WHAT NEEDS TO BE DONE
Below is a listing; copy all of it exactly.

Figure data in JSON
--- Begin ---

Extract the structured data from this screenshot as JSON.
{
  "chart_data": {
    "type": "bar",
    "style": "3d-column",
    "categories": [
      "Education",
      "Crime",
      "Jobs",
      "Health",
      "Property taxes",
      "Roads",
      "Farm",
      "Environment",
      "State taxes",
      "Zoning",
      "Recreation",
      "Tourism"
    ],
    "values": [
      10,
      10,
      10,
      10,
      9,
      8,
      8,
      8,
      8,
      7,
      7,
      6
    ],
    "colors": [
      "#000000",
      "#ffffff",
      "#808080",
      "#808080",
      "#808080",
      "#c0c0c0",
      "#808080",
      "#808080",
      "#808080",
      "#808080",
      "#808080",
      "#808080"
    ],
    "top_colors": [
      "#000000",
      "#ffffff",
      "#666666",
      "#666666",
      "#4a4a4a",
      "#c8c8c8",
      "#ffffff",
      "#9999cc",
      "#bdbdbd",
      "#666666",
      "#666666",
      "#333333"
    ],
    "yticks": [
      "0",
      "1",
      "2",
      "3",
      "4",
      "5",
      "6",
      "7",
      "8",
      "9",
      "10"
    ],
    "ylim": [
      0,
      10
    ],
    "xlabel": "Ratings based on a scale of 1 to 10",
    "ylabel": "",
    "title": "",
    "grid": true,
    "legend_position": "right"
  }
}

--- End ---

CORRECT RESULT
Extract the structured data from this screenshot as JSON.
{
  "chart_data": {
    "type": "bar",
    "style": "3d-column",
    "categories": [
      "Education",
      "Crime",
      "Jobs",
      "Health",
      "Property taxes",
      "Roads",
      "Farm",
      "Environment",
      "State taxes",
      "Zoning",
      "Recreation",
      "Tourism"
    ],
    "values": [
      10,
      10,
      10,
      10,
      9,
      8,
      8,
      8,
      8,
      7,
      7,
      6
    ],
    "colors": [
      "#000000",
      "#ffffff",
      "#808080",
      "#808080",
      "#808080",
      "#c0c0c0",
      "#808080",
      "#808080",
      "#808080",
      "#808080",
      "#808080",
      "#808080"
    ],
    "top_colors": [
      "#000000",
      "#ffffff",
      "#666666",
      "#666666",
      "#4a4a4a",
      "#c8c8c8",
      "#ffffff",
      "#9999cc",
      "#bdbdbd",
      "#666666",
      "#666666",
      "#333333"
    ],
    "yticks": [
      "0",
      "1",
      "2",
      "3",
      "4",
      "5",
      "6",
      "7",
      "8",
      "9",
      "10"
    ],
    "ylim": [
      0,
      10
    ],
    "xlabel": "Ratings based on a scale of 1 to 10",
    "ylabel": "",
    "title": "",
    "grid": true,
    "legend_position": "right"
  }
}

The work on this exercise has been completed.